Below are the records; copy each line in them that holds the word "требования".

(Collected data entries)
--*--

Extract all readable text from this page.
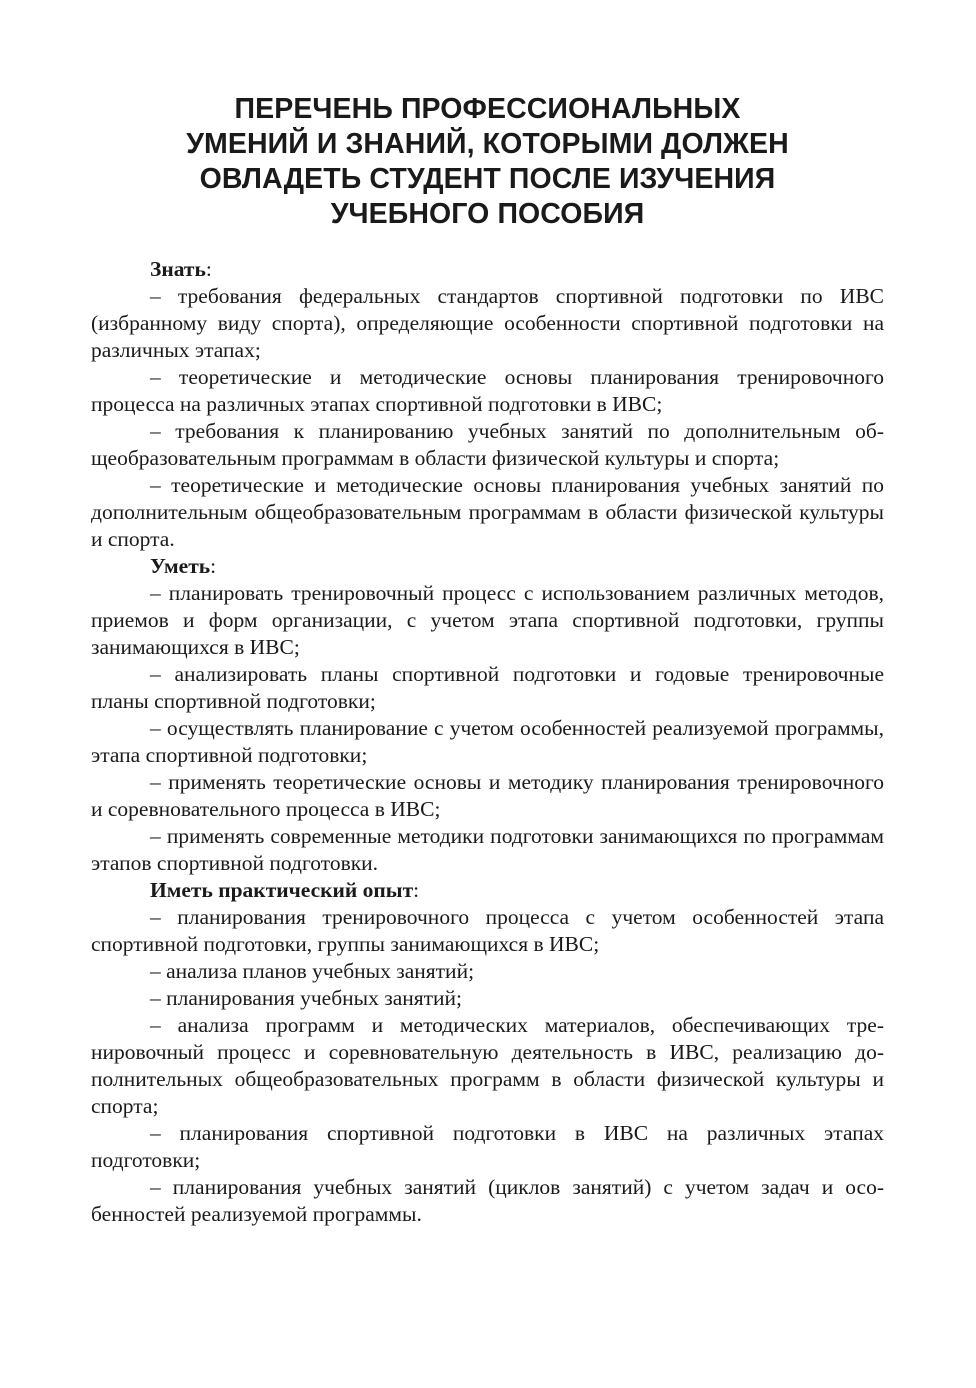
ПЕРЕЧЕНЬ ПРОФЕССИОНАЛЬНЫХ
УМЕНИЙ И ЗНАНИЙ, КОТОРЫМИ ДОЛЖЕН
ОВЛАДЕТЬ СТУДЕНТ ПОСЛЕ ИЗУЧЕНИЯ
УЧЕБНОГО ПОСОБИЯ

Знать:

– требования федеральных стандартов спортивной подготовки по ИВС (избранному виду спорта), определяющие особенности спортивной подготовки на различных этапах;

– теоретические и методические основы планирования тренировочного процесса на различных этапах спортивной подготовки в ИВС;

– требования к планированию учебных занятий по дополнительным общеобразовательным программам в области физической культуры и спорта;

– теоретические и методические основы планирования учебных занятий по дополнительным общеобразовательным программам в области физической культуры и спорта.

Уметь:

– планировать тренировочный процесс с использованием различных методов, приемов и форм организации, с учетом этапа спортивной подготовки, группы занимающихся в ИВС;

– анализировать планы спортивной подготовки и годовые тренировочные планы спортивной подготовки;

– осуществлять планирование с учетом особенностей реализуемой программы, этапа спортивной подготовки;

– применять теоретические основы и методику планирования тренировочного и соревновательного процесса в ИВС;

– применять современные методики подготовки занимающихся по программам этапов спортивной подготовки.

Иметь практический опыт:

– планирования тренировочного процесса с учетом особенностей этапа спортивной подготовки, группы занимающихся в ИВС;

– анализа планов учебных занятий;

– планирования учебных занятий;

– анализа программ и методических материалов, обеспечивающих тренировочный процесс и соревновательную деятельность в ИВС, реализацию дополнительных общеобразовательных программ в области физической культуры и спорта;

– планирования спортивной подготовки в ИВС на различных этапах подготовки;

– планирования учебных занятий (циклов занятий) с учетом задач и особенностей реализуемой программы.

--*--

Task result –
– требования федеральных стандартов спортивной подготовки по ИВС (избранному виду спорта), определяющие особенности спортивной подготовки на различных этапах;
– требования к планированию учебных занятий по дополнительным общеобразовательным программам в области физической культуры и спорта;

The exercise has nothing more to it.